## CHALLENGE:
Each line that holds the word "this" counts once; give the total for the records below and nothing else.

* start DATA PROVIDED *

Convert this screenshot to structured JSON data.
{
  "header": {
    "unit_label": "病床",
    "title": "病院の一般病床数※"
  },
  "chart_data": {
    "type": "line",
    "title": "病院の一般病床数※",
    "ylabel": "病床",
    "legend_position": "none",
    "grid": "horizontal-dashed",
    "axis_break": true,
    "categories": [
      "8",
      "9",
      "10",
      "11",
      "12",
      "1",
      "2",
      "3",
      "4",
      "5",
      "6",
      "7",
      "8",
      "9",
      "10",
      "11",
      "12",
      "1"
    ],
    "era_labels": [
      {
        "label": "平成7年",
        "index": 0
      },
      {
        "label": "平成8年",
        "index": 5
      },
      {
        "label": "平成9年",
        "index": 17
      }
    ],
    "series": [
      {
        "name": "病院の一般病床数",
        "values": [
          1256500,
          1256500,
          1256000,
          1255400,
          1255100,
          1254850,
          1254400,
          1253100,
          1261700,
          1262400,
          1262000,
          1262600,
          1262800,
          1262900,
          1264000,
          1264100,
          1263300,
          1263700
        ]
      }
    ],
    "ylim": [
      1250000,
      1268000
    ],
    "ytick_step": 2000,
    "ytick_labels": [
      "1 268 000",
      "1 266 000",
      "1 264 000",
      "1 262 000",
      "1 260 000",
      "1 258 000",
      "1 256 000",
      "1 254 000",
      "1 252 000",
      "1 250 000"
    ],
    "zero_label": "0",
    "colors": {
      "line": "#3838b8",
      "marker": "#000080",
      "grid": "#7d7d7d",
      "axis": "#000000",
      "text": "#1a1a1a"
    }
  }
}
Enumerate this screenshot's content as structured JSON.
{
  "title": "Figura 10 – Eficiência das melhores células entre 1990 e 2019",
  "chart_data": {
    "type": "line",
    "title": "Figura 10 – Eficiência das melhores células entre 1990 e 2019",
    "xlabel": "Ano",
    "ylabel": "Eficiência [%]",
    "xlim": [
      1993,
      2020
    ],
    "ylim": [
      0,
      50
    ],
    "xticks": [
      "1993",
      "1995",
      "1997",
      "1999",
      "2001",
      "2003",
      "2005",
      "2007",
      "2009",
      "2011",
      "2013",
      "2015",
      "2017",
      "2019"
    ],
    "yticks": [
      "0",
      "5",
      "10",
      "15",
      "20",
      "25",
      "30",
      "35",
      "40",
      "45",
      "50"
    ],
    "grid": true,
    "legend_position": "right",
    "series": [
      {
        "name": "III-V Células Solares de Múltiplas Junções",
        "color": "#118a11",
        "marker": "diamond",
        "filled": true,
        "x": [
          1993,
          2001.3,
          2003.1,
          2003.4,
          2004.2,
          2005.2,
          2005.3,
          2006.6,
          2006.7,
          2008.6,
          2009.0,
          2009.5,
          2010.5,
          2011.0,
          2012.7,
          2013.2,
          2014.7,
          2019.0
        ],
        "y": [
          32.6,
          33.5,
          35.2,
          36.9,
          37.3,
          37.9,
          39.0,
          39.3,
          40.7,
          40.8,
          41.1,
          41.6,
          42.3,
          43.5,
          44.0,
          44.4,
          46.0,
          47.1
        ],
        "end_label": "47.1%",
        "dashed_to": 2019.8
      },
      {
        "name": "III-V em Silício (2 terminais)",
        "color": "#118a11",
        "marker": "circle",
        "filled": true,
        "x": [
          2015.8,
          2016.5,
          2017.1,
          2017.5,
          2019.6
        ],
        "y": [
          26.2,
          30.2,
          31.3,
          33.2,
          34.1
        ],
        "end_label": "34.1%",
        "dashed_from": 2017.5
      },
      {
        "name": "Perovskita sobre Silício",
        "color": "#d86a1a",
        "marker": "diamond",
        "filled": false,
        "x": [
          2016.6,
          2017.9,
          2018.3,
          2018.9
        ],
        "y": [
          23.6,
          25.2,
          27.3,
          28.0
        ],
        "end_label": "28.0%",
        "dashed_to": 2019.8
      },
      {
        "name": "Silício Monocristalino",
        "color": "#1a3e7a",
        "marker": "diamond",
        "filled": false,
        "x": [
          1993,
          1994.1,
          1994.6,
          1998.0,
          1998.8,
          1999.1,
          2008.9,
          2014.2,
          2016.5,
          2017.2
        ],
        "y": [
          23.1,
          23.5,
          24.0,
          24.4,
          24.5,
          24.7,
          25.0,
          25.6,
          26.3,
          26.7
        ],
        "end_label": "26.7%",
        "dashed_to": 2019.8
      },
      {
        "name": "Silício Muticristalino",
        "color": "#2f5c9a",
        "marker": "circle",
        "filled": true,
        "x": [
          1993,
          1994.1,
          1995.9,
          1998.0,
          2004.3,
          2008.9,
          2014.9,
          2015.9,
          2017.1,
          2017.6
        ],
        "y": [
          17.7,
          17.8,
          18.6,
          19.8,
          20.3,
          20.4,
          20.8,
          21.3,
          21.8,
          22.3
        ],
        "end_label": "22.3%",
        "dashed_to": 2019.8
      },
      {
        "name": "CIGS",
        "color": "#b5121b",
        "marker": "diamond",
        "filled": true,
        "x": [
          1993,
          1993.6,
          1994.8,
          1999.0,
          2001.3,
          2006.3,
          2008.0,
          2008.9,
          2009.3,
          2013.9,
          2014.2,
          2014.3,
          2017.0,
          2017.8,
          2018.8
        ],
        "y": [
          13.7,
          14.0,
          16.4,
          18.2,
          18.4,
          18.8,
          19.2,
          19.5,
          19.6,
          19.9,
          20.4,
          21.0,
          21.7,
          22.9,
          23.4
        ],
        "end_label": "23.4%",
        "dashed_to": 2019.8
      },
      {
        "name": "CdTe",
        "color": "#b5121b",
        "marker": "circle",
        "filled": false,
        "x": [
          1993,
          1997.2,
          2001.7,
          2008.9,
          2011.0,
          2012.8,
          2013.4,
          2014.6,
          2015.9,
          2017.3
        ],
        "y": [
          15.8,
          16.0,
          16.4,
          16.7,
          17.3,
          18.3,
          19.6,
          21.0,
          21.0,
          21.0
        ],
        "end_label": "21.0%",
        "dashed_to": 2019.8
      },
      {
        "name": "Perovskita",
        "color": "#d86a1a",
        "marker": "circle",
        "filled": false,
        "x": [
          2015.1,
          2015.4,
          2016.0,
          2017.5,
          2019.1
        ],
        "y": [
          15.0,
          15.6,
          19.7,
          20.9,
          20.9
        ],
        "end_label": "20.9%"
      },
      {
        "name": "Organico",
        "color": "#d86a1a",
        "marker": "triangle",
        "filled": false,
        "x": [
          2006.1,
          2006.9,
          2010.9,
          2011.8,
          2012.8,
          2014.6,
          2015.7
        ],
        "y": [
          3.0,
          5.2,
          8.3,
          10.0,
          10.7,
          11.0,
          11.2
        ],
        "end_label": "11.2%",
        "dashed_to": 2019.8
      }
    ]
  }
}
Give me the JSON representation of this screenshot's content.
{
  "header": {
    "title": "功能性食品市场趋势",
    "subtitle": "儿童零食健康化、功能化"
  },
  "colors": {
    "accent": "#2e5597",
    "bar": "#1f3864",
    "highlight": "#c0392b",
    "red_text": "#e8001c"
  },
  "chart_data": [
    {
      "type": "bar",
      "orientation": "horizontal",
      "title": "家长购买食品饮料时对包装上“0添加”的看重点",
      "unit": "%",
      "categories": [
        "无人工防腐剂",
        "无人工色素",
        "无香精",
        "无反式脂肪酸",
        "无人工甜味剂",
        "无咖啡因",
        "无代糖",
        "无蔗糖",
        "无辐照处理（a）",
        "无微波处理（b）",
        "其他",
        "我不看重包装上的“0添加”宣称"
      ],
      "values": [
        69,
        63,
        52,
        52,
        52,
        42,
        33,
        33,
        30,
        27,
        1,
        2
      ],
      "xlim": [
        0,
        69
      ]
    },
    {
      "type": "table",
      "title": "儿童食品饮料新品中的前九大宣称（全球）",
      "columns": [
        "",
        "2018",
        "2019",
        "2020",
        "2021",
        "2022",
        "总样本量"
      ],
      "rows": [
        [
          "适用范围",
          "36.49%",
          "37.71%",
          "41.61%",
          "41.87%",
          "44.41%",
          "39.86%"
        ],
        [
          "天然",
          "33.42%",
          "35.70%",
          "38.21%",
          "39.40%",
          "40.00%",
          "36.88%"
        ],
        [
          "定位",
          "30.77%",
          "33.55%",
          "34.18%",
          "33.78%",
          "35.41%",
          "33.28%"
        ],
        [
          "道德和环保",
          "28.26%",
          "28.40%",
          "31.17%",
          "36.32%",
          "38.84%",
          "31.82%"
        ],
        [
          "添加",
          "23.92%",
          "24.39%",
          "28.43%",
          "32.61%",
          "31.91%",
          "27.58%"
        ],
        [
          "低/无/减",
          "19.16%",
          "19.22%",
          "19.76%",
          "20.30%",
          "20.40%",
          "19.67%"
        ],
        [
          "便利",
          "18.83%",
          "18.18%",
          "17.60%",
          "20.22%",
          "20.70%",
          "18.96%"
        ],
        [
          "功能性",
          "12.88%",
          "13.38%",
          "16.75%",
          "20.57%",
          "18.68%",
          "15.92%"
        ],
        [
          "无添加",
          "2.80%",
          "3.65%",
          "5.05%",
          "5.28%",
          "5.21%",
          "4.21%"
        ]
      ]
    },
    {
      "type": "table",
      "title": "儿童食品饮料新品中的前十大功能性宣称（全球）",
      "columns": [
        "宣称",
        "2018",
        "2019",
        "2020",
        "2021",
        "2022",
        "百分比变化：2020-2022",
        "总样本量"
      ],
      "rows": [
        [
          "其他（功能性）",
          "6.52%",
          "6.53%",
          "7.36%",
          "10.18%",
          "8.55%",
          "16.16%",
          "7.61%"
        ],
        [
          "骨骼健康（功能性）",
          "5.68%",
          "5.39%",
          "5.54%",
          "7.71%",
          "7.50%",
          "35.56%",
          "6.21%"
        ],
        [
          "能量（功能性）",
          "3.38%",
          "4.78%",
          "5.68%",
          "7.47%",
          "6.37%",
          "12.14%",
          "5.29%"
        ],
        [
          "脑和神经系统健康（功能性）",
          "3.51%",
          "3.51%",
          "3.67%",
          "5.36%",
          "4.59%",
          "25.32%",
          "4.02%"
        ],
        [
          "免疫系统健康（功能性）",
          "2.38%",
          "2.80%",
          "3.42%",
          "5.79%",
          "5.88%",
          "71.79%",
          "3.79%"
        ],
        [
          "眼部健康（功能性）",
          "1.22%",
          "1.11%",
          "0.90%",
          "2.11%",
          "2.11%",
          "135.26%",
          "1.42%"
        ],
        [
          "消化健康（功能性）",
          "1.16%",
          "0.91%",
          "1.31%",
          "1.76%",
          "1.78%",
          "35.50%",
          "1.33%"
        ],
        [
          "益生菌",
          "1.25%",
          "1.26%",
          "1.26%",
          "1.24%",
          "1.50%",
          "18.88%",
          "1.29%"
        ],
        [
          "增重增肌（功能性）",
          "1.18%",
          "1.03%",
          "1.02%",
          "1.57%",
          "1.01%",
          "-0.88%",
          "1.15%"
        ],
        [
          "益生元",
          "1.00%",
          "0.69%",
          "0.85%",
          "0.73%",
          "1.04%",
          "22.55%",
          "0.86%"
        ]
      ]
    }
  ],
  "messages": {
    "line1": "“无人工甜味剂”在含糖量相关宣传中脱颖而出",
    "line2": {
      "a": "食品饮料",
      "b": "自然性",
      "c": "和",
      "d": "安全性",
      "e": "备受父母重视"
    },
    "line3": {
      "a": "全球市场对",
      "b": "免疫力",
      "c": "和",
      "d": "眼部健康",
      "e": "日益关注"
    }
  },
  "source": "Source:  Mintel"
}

* end DATA PROVIDED *

## ANSWER BELOW:
3